■ Written problem
Please repeat each of the following items word for word, keeping every line as it stands.
= = = = = = =
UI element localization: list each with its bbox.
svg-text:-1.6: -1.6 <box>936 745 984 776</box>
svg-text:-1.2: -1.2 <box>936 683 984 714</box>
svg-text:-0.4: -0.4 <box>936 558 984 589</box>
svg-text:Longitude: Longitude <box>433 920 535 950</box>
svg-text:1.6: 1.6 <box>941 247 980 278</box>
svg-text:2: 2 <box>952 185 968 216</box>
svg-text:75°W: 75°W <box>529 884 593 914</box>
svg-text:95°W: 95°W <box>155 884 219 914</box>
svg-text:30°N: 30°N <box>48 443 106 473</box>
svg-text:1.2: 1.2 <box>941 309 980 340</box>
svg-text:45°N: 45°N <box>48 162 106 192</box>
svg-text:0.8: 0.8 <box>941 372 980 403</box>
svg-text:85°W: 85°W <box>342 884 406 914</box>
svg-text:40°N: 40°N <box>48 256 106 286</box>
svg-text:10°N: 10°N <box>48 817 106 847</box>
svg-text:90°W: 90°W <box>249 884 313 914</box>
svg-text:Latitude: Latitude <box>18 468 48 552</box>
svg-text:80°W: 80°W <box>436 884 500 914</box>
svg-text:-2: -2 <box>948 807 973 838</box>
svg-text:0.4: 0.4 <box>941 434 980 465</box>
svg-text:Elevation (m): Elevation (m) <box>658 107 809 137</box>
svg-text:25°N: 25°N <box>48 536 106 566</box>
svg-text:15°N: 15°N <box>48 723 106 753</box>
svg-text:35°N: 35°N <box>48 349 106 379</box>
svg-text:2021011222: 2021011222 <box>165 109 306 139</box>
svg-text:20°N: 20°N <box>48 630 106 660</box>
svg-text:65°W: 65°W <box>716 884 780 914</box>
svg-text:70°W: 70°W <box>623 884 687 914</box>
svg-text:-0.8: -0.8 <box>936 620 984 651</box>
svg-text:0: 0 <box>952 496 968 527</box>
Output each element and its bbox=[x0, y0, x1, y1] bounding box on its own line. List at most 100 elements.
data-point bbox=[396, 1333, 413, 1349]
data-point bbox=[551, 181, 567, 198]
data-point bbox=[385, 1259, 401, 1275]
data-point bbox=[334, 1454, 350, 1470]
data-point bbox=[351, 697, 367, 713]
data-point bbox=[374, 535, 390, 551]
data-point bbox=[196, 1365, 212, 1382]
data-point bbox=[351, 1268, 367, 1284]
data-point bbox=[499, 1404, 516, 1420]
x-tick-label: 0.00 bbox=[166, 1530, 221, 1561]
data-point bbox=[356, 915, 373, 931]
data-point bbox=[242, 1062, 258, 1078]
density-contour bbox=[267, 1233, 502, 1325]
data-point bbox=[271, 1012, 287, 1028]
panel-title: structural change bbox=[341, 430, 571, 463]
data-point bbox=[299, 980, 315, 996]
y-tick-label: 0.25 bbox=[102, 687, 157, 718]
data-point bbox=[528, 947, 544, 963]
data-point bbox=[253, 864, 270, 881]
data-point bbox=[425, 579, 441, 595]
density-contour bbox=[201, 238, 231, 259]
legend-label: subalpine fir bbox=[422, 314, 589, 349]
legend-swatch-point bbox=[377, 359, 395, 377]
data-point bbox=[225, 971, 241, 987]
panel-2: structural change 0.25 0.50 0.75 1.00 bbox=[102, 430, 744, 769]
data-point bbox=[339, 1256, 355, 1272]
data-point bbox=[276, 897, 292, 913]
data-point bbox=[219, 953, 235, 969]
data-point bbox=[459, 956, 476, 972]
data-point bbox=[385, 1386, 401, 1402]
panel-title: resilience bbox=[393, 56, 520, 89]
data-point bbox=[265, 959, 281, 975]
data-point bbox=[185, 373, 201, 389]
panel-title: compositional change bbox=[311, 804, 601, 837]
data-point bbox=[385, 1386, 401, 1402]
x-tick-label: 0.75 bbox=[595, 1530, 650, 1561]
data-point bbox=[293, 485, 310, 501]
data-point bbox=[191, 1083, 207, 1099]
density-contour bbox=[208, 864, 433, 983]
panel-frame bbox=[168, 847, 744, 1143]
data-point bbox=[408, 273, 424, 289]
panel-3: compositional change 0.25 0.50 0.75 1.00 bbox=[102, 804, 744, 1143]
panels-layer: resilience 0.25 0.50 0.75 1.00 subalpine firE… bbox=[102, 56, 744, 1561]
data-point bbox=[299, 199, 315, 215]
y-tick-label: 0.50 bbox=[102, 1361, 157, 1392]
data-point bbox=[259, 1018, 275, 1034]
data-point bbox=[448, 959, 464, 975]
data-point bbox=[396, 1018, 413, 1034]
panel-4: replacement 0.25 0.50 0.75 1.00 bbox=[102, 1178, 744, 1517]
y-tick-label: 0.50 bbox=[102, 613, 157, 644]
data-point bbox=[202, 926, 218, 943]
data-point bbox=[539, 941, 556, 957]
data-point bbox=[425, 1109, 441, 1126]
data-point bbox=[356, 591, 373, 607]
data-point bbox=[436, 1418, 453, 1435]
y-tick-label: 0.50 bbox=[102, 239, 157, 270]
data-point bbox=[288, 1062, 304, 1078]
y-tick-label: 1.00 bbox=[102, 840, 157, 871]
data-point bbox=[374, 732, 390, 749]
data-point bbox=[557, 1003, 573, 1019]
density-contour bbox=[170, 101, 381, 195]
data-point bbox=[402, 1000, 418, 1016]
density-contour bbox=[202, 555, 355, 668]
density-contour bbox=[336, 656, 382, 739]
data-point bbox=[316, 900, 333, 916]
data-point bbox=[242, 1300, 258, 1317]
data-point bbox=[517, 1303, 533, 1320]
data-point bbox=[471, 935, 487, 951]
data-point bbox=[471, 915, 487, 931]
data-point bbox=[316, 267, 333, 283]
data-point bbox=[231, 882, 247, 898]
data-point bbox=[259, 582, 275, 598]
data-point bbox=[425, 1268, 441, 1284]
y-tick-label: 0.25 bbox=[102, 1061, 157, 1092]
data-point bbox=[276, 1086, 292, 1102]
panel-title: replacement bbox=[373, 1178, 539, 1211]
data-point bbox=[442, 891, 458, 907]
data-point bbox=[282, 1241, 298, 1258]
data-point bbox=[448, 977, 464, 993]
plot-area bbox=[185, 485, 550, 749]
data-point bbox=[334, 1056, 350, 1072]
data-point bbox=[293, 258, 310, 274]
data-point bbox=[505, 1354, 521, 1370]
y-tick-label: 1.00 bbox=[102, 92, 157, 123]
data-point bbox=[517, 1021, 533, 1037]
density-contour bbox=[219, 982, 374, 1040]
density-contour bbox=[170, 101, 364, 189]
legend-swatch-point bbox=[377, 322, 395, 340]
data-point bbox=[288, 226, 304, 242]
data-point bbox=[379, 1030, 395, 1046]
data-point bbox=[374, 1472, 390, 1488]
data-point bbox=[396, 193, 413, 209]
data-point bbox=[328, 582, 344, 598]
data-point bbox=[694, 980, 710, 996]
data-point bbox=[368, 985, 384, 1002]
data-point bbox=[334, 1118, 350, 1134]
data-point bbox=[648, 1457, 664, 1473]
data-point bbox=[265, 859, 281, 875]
= = = = = = =
■ Written response
UI element localization: list each with its bbox.
svg-text:-1.6: -1.6 <box>936 745 984 776</box>
svg-text:-1.2: -1.2 <box>936 683 984 714</box>
svg-text:-0.4: -0.4 <box>936 558 984 589</box>
svg-text:Longitude: Longitude <box>433 920 535 950</box>
svg-text:1.6: 1.6 <box>941 247 980 278</box>
svg-text:2: 2 <box>952 185 968 216</box>
svg-text:75°W: 75°W <box>529 884 593 914</box>
svg-text:95°W: 95°W <box>155 884 219 914</box>
svg-text:30°N: 30°N <box>48 443 106 473</box>
svg-text:1.2: 1.2 <box>941 309 980 340</box>
svg-text:45°N: 45°N <box>48 162 106 192</box>
svg-text:0.8: 0.8 <box>941 372 980 403</box>
svg-text:85°W: 85°W <box>342 884 406 914</box>
svg-text:40°N: 40°N <box>48 256 106 286</box>
svg-text:10°N: 10°N <box>48 817 106 847</box>
svg-text:90°W: 90°W <box>249 884 313 914</box>
svg-text:Latitude: Latitude <box>18 468 48 552</box>
svg-text:80°W: 80°W <box>436 884 500 914</box>
svg-text:-2: -2 <box>948 807 973 838</box>
svg-text:0.4: 0.4 <box>941 434 980 465</box>
svg-text:Elevation (m): Elevation (m) <box>658 107 809 137</box>
svg-text:25°N: 25°N <box>48 536 106 566</box>
svg-text:15°N: 15°N <box>48 723 106 753</box>
svg-text:35°N: 35°N <box>48 349 106 379</box>
svg-text:2021011222: 2021011222 <box>165 109 306 139</box>
svg-text:20°N: 20°N <box>48 630 106 660</box>
svg-text:65°W: 65°W <box>716 884 780 914</box>
svg-text:70°W: 70°W <box>623 884 687 914</box>
svg-text:-0.8: -0.8 <box>936 620 984 651</box>
svg-text:0: 0 <box>952 496 968 527</box>
Output each element and its bbox=[x0, y0, x1, y1] bounding box on its own line. List at most 100 elements.
data-point bbox=[396, 1333, 413, 1349]
data-point bbox=[551, 181, 567, 198]
data-point bbox=[385, 1259, 401, 1275]
data-point bbox=[334, 1454, 350, 1470]
data-point bbox=[351, 697, 367, 713]
data-point bbox=[374, 535, 390, 551]
data-point bbox=[196, 1365, 212, 1382]
data-point bbox=[351, 1268, 367, 1284]
data-point bbox=[499, 1404, 516, 1420]
x-tick-label: 0.00 bbox=[166, 1530, 221, 1561]
data-point bbox=[356, 915, 373, 931]
data-point bbox=[242, 1062, 258, 1078]
density-contour bbox=[267, 1233, 502, 1325]
data-point bbox=[271, 1012, 287, 1028]
panel-title: structural change bbox=[341, 430, 571, 463]
data-point bbox=[299, 980, 315, 996]
y-tick-label: 0.25 bbox=[102, 687, 157, 718]
data-point bbox=[528, 947, 544, 963]
data-point bbox=[253, 864, 270, 881]
data-point bbox=[425, 579, 441, 595]
density-contour bbox=[201, 238, 231, 259]
legend-label: subalpine fir bbox=[422, 314, 589, 349]
legend-swatch-point bbox=[377, 359, 395, 377]
data-point bbox=[225, 971, 241, 987]
panel-2: structural change 0.25 0.50 0.75 1.00 bbox=[102, 430, 744, 769]
data-point bbox=[339, 1256, 355, 1272]
data-point bbox=[276, 897, 292, 913]
data-point bbox=[219, 953, 235, 969]
data-point bbox=[459, 956, 476, 972]
data-point bbox=[385, 1386, 401, 1402]
panel-title: resilience bbox=[393, 56, 520, 89]
data-point bbox=[265, 959, 281, 975]
data-point bbox=[185, 373, 201, 389]
panel-title: compositional change bbox=[311, 804, 601, 837]
data-point bbox=[385, 1386, 401, 1402]
x-tick-label: 0.75 bbox=[595, 1530, 650, 1561]
data-point bbox=[293, 485, 310, 501]
data-point bbox=[191, 1083, 207, 1099]
density-contour bbox=[208, 864, 433, 983]
panel-frame bbox=[168, 847, 744, 1143]
data-point bbox=[408, 273, 424, 289]
panel-3: compositional change 0.25 0.50 0.75 1.00 bbox=[102, 804, 744, 1143]
panels-layer: resilience 0.25 0.50 0.75 1.00 subalpine firE… bbox=[102, 56, 744, 1561]
data-point bbox=[299, 199, 315, 215]
y-tick-label: 0.50 bbox=[102, 1361, 157, 1392]
data-point bbox=[259, 1018, 275, 1034]
data-point bbox=[448, 959, 464, 975]
data-point bbox=[396, 1018, 413, 1034]
panel-4: replacement 0.25 0.50 0.75 1.00 bbox=[102, 1178, 744, 1517]
y-tick-label: 0.50 bbox=[102, 613, 157, 644]
data-point bbox=[202, 926, 218, 943]
data-point bbox=[539, 941, 556, 957]
data-point bbox=[425, 1109, 441, 1126]
data-point bbox=[356, 591, 373, 607]
data-point bbox=[436, 1418, 453, 1435]
y-tick-label: 0.50 bbox=[102, 239, 157, 270]
data-point bbox=[288, 1062, 304, 1078]
y-tick-label: 1.00 bbox=[102, 840, 157, 871]
data-point bbox=[374, 732, 390, 749]
data-point bbox=[557, 1003, 573, 1019]
density-contour bbox=[170, 101, 381, 195]
data-point bbox=[402, 1000, 418, 1016]
density-contour bbox=[202, 555, 355, 668]
density-contour bbox=[336, 656, 382, 739]
data-point bbox=[316, 900, 333, 916]
data-point bbox=[242, 1300, 258, 1317]
data-point bbox=[517, 1303, 533, 1320]
data-point bbox=[471, 935, 487, 951]
data-point bbox=[471, 915, 487, 931]
data-point bbox=[316, 267, 333, 283]
data-point bbox=[231, 882, 247, 898]
data-point bbox=[259, 582, 275, 598]
data-point bbox=[425, 1268, 441, 1284]
y-tick-label: 0.25 bbox=[102, 1061, 157, 1092]
data-point bbox=[276, 1086, 292, 1102]
panel-title: replacement bbox=[373, 1178, 539, 1211]
data-point bbox=[442, 891, 458, 907]
data-point bbox=[282, 1241, 298, 1258]
data-point bbox=[448, 977, 464, 993]
plot-area bbox=[185, 485, 550, 749]
data-point bbox=[334, 1056, 350, 1072]
data-point bbox=[293, 258, 310, 274]
data-point bbox=[505, 1354, 521, 1370]
y-tick-label: 1.00 bbox=[102, 92, 157, 123]
data-point bbox=[517, 1021, 533, 1037]
density-contour bbox=[219, 982, 374, 1040]
density-contour bbox=[170, 101, 364, 189]
legend-swatch-point bbox=[377, 322, 395, 340]
data-point bbox=[288, 226, 304, 242]
data-point bbox=[379, 1030, 395, 1046]
data-point bbox=[374, 1472, 390, 1488]
data-point bbox=[396, 193, 413, 209]
data-point bbox=[328, 582, 344, 598]
data-point bbox=[694, 980, 710, 996]
data-point bbox=[368, 985, 384, 1002]
data-point bbox=[334, 1118, 350, 1134]
data-point bbox=[648, 1457, 664, 1473]
data-point bbox=[265, 859, 281, 875]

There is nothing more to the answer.